▸ THE PROBLEM: Every record should be repeated exactly, except that pictures are left out.
# # #
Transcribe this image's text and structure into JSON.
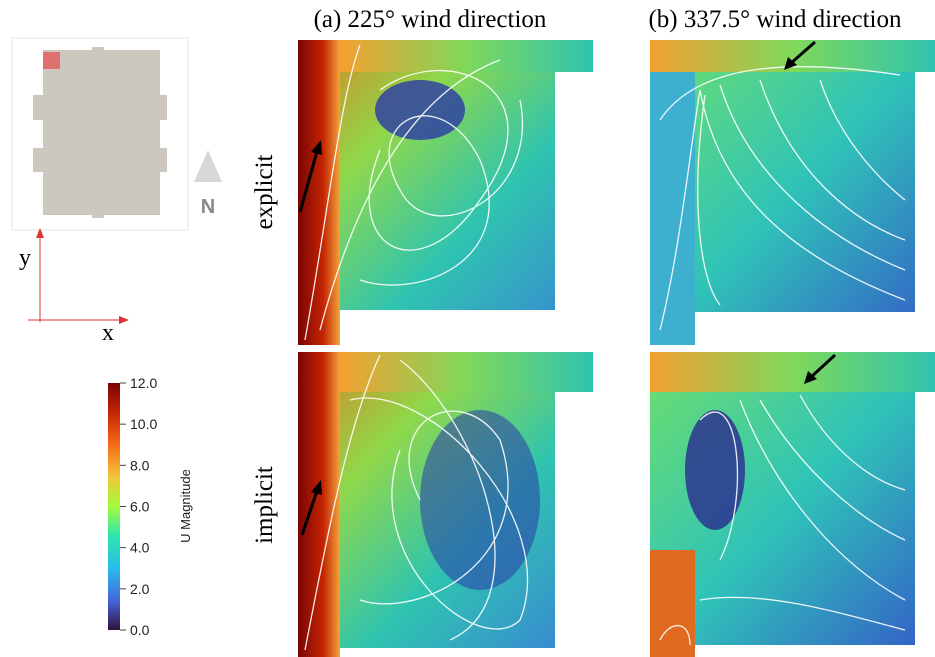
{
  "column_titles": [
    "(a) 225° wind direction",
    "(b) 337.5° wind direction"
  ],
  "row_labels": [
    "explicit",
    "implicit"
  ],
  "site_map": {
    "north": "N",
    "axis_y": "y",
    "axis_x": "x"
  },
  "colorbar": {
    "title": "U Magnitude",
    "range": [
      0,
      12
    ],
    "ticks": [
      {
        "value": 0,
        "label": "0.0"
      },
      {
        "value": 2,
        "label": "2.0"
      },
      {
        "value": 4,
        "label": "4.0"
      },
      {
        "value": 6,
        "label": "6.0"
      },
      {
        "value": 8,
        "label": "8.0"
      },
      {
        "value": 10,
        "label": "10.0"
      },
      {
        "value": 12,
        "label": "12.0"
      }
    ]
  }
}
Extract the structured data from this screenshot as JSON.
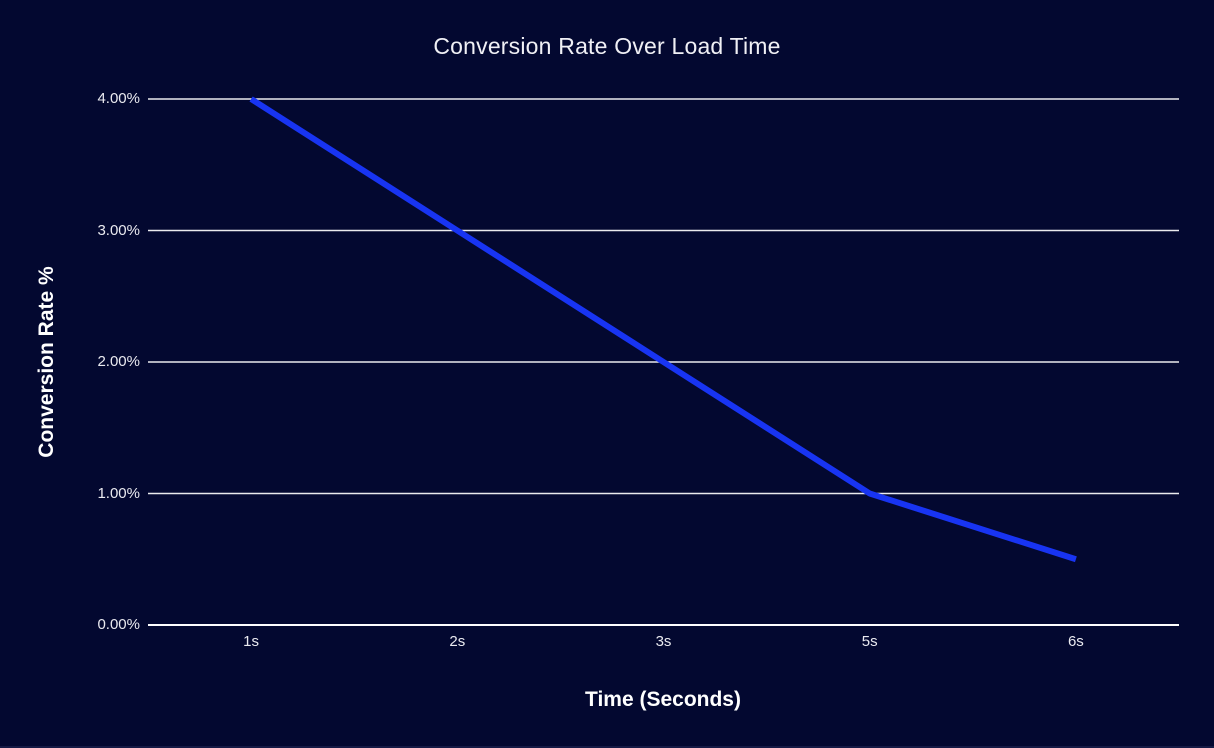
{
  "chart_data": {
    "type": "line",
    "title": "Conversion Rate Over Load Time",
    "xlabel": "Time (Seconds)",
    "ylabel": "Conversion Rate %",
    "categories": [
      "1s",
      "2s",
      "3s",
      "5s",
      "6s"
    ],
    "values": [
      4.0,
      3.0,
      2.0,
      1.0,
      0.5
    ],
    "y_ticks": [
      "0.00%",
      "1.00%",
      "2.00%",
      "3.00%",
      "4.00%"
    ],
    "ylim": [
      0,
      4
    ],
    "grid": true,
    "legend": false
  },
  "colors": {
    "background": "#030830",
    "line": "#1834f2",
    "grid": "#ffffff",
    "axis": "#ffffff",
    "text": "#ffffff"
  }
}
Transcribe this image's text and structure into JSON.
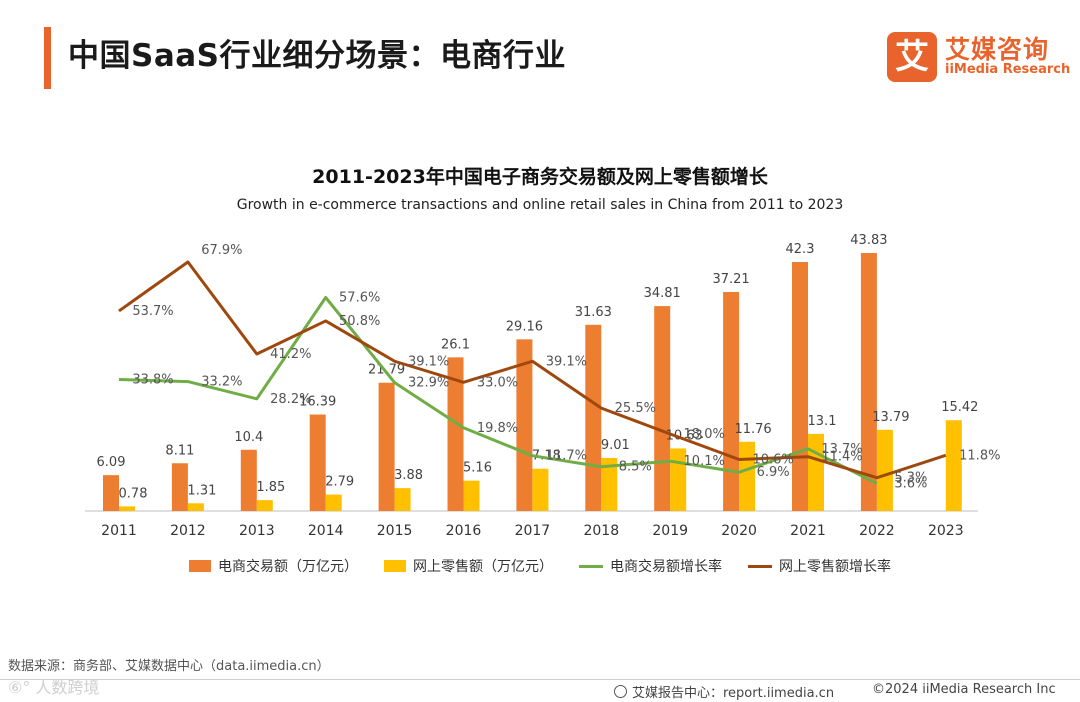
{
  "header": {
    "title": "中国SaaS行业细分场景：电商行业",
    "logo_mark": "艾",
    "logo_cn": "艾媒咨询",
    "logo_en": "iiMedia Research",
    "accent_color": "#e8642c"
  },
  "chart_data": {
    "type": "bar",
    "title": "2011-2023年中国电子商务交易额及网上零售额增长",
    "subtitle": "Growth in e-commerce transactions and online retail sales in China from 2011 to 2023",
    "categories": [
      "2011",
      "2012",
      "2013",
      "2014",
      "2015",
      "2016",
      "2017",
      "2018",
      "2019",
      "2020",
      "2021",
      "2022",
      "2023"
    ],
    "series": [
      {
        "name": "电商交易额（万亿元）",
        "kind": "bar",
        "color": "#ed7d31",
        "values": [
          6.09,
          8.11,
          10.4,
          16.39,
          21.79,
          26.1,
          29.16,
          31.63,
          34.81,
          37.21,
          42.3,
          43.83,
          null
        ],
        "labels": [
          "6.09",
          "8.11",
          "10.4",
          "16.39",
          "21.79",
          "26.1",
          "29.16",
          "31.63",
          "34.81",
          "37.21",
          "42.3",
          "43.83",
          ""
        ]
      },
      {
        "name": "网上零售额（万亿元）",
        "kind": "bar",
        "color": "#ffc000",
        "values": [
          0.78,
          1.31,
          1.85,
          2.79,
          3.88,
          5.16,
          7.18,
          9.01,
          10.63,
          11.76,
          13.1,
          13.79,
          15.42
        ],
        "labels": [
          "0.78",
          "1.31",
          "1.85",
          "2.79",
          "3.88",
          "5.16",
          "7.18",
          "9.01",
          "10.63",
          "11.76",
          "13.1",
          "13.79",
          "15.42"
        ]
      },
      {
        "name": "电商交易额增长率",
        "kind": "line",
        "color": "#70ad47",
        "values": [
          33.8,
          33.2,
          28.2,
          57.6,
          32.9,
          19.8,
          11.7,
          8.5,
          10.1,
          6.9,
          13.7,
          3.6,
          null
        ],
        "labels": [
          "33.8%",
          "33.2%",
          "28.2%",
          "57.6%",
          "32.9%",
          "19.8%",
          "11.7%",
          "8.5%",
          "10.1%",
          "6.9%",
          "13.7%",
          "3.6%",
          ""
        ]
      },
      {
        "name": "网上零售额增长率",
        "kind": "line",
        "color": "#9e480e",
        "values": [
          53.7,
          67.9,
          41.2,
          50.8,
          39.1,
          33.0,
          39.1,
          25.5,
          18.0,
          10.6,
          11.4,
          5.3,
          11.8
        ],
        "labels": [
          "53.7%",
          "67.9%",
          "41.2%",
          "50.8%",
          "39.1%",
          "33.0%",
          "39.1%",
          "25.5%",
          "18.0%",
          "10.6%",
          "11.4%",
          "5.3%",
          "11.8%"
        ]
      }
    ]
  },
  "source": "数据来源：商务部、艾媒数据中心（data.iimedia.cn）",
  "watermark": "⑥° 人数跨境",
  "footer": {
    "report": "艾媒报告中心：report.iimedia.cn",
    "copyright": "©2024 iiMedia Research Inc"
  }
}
# # #
▸ COMPLETED TASK:
Transcribe this image's text and structure into JSON.
{
  "column_titles": [
    "(a) 225° wind direction",
    "(b) 337.5° wind direction"
  ],
  "row_labels": [
    "explicit",
    "implicit"
  ],
  "site_map": {
    "north": "N",
    "axis_y": "y",
    "axis_x": "x"
  },
  "colorbar": {
    "title": "U Magnitude",
    "range": [
      0,
      12
    ],
    "ticks": [
      {
        "value": 0,
        "label": "0.0"
      },
      {
        "value": 2,
        "label": "2.0"
      },
      {
        "value": 4,
        "label": "4.0"
      },
      {
        "value": 6,
        "label": "6.0"
      },
      {
        "value": 8,
        "label": "8.0"
      },
      {
        "value": 10,
        "label": "10.0"
      },
      {
        "value": 12,
        "label": "12.0"
      }
    ]
  }
}
Extract the structured data from this screenshot as JSON.
{
  "chart_data": {
    "type": "line",
    "title": "Conversion Rate Over Load Time",
    "xlabel": "Time (Seconds)",
    "ylabel": "Conversion Rate %",
    "categories": [
      "1s",
      "2s",
      "3s",
      "5s",
      "6s"
    ],
    "values": [
      4.0,
      3.0,
      2.0,
      1.0,
      0.5
    ],
    "y_ticks": [
      "0.00%",
      "1.00%",
      "2.00%",
      "3.00%",
      "4.00%"
    ],
    "ylim": [
      0,
      4
    ],
    "grid": true,
    "legend": false
  },
  "colors": {
    "background": "#030830",
    "line": "#1834f2",
    "grid": "#ffffff",
    "axis": "#ffffff",
    "text": "#ffffff"
  }
}
Transcribe this image's text and structure into JSON.
{
  "header": {
    "title": "中国SaaS行业细分场景：电商行业",
    "logo_mark": "艾",
    "logo_cn": "艾媒咨询",
    "logo_en": "iiMedia Research",
    "accent_color": "#e8642c"
  },
  "chart_data": {
    "type": "bar",
    "title": "2011-2023年中国电子商务交易额及网上零售额增长",
    "subtitle": "Growth in e-commerce transactions and online retail sales in China from 2011 to 2023",
    "categories": [
      "2011",
      "2012",
      "2013",
      "2014",
      "2015",
      "2016",
      "2017",
      "2018",
      "2019",
      "2020",
      "2021",
      "2022",
      "2023"
    ],
    "series": [
      {
        "name": "电商交易额（万亿元）",
        "kind": "bar",
        "color": "#ed7d31",
        "values": [
          6.09,
          8.11,
          10.4,
          16.39,
          21.79,
          26.1,
          29.16,
          31.63,
          34.81,
          37.21,
          42.3,
          43.83,
          null
        ],
        "labels": [
          "6.09",
          "8.11",
          "10.4",
          "16.39",
          "21.79",
          "26.1",
          "29.16",
          "31.63",
          "34.81",
          "37.21",
          "42.3",
          "43.83",
          ""
        ]
      },
      {
        "name": "网上零售额（万亿元）",
        "kind": "bar",
        "color": "#ffc000",
        "values": [
          0.78,
          1.31,
          1.85,
          2.79,
          3.88,
          5.16,
          7.18,
          9.01,
          10.63,
          11.76,
          13.1,
          13.79,
          15.42
        ],
        "labels": [
          "0.78",
          "1.31",
          "1.85",
          "2.79",
          "3.88",
          "5.16",
          "7.18",
          "9.01",
          "10.63",
          "11.76",
          "13.1",
          "13.79",
          "15.42"
        ]
      },
      {
        "name": "电商交易额增长率",
        "kind": "line",
        "color": "#70ad47",
        "values": [
          33.8,
          33.2,
          28.2,
          57.6,
          32.9,
          19.8,
          11.7,
          8.5,
          10.1,
          6.9,
          13.7,
          3.6,
          null
        ],
        "labels": [
          "33.8%",
          "33.2%",
          "28.2%",
          "57.6%",
          "32.9%",
          "19.8%",
          "11.7%",
          "8.5%",
          "10.1%",
          "6.9%",
          "13.7%",
          "3.6%",
          ""
        ]
      },
      {
        "name": "网上零售额增长率",
        "kind": "line",
        "color": "#9e480e",
        "values": [
          53.7,
          67.9,
          41.2,
          50.8,
          39.1,
          33.0,
          39.1,
          25.5,
          18.0,
          10.6,
          11.4,
          5.3,
          11.8
        ],
        "labels": [
          "53.7%",
          "67.9%",
          "41.2%",
          "50.8%",
          "39.1%",
          "33.0%",
          "39.1%",
          "25.5%",
          "18.0%",
          "10.6%",
          "11.4%",
          "5.3%",
          "11.8%"
        ]
      }
    ]
  },
  "source": "数据来源：商务部、艾媒数据中心（data.iimedia.cn）",
  "watermark": "⑥° 人数跨境",
  "footer": {
    "report": "艾媒报告中心：report.iimedia.cn",
    "copyright": "©2024 iiMedia Research Inc"
  }
}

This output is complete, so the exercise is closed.